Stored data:
--------

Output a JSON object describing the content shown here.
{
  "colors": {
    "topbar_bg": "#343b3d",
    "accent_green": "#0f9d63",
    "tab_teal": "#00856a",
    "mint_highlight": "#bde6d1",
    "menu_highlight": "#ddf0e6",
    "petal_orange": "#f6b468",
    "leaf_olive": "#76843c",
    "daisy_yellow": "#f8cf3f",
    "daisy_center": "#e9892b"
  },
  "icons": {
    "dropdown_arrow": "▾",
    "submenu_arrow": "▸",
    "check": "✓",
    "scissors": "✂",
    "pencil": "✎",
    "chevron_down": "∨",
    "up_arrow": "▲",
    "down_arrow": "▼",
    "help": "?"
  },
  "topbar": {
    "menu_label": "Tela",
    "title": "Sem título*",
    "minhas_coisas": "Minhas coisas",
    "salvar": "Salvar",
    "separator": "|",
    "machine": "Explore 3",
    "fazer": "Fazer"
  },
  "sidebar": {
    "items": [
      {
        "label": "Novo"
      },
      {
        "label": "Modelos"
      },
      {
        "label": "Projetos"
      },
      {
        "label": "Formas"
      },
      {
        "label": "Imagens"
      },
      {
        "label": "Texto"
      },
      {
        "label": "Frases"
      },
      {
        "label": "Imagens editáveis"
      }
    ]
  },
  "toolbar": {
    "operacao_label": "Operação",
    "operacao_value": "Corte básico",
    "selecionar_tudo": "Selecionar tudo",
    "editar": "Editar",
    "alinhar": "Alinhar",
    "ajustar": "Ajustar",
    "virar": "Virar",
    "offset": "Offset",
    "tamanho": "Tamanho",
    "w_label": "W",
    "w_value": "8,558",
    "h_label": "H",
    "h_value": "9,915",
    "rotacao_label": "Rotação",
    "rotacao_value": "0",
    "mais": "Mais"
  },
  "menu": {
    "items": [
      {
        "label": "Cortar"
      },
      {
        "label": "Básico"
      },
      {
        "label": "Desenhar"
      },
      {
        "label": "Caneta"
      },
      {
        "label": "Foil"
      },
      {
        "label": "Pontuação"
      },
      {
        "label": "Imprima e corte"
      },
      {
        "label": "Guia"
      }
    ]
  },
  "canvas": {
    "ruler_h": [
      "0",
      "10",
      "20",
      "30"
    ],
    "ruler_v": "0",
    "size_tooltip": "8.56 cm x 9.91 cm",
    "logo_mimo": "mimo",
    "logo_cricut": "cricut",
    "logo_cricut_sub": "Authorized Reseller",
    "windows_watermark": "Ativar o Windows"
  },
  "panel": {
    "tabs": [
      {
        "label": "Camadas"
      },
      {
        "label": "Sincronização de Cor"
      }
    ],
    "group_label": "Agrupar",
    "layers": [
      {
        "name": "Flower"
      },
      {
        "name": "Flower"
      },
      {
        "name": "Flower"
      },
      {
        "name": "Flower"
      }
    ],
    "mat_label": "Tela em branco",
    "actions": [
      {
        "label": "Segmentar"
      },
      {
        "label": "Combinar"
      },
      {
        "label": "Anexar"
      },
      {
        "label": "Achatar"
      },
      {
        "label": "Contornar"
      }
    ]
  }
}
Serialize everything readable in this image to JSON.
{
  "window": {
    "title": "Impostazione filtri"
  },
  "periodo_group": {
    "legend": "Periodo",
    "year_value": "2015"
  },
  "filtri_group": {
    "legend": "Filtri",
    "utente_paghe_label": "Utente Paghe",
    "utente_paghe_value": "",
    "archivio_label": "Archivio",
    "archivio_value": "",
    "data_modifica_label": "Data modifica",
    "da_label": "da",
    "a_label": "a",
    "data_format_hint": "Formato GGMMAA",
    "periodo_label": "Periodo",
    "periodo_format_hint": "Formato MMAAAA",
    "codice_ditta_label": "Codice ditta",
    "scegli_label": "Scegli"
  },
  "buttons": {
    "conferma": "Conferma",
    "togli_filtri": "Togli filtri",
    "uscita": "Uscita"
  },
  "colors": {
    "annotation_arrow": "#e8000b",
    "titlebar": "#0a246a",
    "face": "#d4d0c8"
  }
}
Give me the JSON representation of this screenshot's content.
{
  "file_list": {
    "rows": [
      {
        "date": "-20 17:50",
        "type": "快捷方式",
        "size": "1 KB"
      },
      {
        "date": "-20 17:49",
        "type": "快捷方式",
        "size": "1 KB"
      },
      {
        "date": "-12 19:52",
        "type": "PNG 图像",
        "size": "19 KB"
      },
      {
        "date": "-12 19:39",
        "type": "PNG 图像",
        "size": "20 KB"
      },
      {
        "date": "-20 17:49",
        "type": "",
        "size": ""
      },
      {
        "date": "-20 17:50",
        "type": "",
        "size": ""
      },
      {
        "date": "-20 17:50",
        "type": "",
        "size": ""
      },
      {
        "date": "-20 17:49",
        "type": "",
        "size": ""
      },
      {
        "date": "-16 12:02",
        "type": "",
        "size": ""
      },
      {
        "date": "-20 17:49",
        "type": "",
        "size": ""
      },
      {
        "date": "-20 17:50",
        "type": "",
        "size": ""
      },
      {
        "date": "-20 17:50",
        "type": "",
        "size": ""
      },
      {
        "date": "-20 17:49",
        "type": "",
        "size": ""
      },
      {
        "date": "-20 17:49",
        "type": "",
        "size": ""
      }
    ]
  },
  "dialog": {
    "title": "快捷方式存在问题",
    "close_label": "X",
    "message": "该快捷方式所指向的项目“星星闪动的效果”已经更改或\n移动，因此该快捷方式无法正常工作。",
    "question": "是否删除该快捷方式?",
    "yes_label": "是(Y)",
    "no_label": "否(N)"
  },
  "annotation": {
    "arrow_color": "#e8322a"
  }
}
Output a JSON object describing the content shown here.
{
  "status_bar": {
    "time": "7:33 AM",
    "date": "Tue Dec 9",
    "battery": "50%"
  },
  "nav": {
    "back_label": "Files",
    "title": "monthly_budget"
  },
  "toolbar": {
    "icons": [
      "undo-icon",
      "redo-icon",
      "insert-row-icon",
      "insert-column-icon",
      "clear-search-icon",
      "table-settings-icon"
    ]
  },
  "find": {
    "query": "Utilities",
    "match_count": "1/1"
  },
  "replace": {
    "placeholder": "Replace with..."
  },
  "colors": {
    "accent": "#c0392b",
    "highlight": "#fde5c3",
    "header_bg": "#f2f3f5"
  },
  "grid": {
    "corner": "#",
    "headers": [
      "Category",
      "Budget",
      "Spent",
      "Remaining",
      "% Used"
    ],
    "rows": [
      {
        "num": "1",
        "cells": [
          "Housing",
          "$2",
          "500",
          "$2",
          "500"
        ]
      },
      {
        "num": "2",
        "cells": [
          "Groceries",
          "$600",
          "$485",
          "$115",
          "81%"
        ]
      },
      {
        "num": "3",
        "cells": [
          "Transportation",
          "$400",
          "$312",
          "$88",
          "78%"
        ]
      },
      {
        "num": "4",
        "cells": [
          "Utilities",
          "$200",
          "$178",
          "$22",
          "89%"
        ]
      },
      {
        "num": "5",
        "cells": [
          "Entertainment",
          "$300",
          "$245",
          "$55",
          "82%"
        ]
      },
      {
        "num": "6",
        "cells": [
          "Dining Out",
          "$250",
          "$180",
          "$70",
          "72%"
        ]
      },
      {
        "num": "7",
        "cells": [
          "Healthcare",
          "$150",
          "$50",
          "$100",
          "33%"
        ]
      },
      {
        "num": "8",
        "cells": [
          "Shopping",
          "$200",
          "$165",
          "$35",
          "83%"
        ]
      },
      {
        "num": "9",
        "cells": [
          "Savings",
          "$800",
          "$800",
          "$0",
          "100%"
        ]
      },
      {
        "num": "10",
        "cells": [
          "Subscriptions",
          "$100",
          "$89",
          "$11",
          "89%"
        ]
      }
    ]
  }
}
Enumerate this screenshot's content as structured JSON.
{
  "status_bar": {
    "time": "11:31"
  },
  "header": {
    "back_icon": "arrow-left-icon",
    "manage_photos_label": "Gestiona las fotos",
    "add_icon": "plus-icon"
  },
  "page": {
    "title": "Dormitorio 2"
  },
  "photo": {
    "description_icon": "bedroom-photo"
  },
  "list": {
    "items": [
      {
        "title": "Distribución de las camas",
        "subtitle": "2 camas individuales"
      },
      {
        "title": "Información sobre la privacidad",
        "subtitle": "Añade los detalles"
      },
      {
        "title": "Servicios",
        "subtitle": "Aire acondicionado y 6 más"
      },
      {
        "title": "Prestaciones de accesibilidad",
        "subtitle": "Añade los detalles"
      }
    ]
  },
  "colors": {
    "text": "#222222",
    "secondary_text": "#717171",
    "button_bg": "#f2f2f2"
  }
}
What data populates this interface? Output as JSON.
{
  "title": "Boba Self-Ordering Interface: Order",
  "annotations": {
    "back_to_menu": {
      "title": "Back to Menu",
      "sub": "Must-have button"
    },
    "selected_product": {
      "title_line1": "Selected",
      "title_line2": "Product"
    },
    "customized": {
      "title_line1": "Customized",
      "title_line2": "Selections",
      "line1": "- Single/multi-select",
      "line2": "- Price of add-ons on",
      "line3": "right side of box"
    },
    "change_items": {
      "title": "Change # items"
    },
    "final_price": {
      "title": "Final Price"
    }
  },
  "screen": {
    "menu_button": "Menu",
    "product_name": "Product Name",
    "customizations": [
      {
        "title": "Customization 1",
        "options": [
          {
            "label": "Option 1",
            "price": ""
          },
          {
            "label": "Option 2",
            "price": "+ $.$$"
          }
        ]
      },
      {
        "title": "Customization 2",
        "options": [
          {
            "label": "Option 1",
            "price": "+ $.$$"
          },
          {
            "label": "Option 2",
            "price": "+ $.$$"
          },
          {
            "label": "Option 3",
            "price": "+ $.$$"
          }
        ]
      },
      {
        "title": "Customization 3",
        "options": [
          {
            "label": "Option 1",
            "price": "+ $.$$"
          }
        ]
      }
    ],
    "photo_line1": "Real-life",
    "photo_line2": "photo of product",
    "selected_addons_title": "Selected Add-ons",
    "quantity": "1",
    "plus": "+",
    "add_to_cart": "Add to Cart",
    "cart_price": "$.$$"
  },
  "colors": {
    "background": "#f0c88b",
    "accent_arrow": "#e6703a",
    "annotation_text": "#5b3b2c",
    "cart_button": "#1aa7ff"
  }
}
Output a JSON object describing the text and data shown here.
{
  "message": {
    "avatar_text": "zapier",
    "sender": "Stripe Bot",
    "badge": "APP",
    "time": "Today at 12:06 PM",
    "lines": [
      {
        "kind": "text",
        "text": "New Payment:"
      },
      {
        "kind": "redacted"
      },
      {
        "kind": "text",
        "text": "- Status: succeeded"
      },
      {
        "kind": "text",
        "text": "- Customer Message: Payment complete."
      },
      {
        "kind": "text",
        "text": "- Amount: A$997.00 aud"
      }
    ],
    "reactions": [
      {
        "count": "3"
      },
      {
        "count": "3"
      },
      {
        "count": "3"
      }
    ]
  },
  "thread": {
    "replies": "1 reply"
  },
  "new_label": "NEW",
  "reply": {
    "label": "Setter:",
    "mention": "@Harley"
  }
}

--------

◆ **Set problem**: Working from the entries above, return all lines that contain "Imagens".

◆ **Full solution**:
        "label": "Imagens"
        "label": "Imagens editáveis"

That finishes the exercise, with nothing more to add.